#### [Work instructions]
Gather up all lines that carry the word "nRECHAZO".

#### [Data tied to figure images]
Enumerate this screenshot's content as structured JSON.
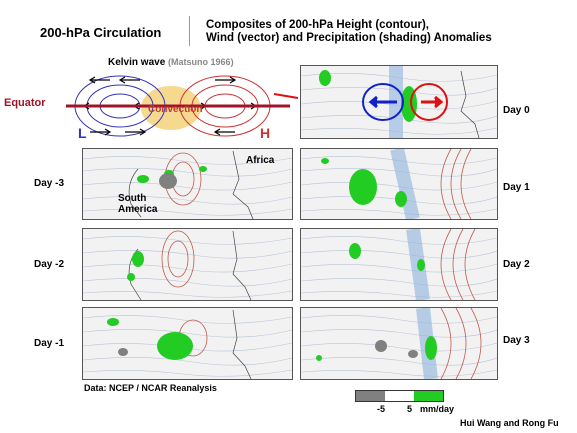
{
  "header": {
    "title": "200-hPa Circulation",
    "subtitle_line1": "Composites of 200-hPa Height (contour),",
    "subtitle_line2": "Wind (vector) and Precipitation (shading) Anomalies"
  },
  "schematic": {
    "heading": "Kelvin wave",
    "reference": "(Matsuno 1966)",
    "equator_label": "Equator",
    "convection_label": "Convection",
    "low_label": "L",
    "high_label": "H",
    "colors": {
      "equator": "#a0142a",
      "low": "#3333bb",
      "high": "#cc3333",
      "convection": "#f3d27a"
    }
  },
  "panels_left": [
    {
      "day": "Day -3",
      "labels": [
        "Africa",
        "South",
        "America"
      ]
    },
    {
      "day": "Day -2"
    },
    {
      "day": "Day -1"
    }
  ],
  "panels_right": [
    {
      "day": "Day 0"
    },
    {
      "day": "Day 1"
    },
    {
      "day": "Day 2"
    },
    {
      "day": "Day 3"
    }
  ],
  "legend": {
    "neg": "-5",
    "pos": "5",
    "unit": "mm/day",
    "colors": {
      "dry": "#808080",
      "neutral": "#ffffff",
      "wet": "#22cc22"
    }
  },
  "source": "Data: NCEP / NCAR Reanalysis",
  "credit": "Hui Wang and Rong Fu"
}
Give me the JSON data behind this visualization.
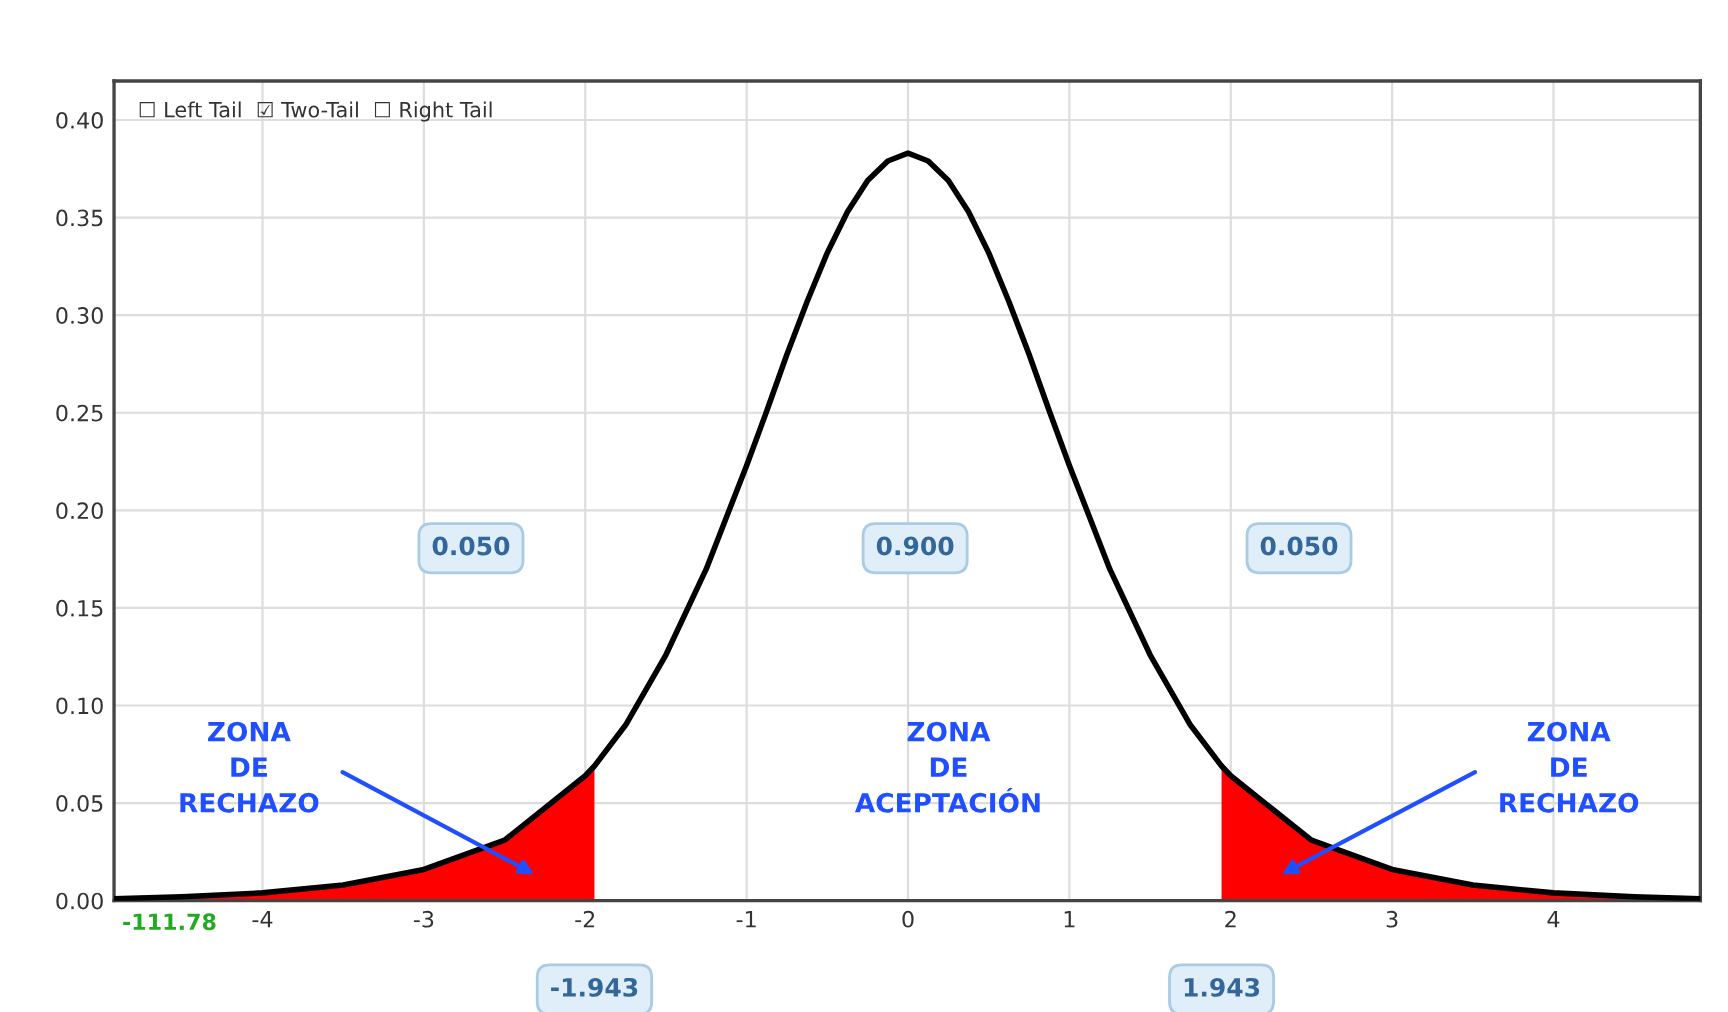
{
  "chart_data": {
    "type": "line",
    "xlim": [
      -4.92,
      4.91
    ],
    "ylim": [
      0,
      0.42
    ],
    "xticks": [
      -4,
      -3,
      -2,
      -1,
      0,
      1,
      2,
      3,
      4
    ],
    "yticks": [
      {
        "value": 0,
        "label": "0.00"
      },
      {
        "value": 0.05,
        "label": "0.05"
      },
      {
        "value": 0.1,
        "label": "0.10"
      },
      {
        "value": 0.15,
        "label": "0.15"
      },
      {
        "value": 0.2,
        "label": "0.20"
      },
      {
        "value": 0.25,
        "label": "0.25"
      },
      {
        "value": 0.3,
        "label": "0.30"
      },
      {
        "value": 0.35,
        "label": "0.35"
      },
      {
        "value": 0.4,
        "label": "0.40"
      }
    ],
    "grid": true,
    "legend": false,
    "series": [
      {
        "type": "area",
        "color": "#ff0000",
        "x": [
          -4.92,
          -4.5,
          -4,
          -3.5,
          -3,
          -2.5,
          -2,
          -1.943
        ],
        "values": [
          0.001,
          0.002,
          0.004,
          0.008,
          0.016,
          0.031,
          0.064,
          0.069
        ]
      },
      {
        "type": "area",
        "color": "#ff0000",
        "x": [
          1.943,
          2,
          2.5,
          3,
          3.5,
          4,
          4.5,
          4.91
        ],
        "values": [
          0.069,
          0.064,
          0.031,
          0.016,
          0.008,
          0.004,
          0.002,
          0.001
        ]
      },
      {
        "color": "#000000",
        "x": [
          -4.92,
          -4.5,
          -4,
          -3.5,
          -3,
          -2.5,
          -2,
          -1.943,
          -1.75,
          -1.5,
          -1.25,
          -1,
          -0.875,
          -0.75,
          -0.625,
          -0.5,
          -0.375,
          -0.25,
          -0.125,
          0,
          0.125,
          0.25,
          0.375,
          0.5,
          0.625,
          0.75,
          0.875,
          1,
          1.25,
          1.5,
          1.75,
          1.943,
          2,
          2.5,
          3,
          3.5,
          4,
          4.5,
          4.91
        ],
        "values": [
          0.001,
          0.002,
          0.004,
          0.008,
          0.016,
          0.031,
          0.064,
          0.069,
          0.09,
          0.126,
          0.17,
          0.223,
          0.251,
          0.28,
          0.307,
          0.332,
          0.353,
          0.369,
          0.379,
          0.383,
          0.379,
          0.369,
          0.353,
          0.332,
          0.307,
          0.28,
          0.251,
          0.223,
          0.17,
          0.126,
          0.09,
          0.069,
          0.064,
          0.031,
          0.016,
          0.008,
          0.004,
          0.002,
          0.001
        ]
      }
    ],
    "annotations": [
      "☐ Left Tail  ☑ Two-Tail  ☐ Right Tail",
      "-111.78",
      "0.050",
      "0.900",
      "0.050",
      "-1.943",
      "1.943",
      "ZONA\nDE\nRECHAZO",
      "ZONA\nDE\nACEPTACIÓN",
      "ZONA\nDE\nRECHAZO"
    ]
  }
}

#### [Solved problem]
      "ZONA\nDE\nRECHAZO",
      "ZONA\nDE\nRECHAZO"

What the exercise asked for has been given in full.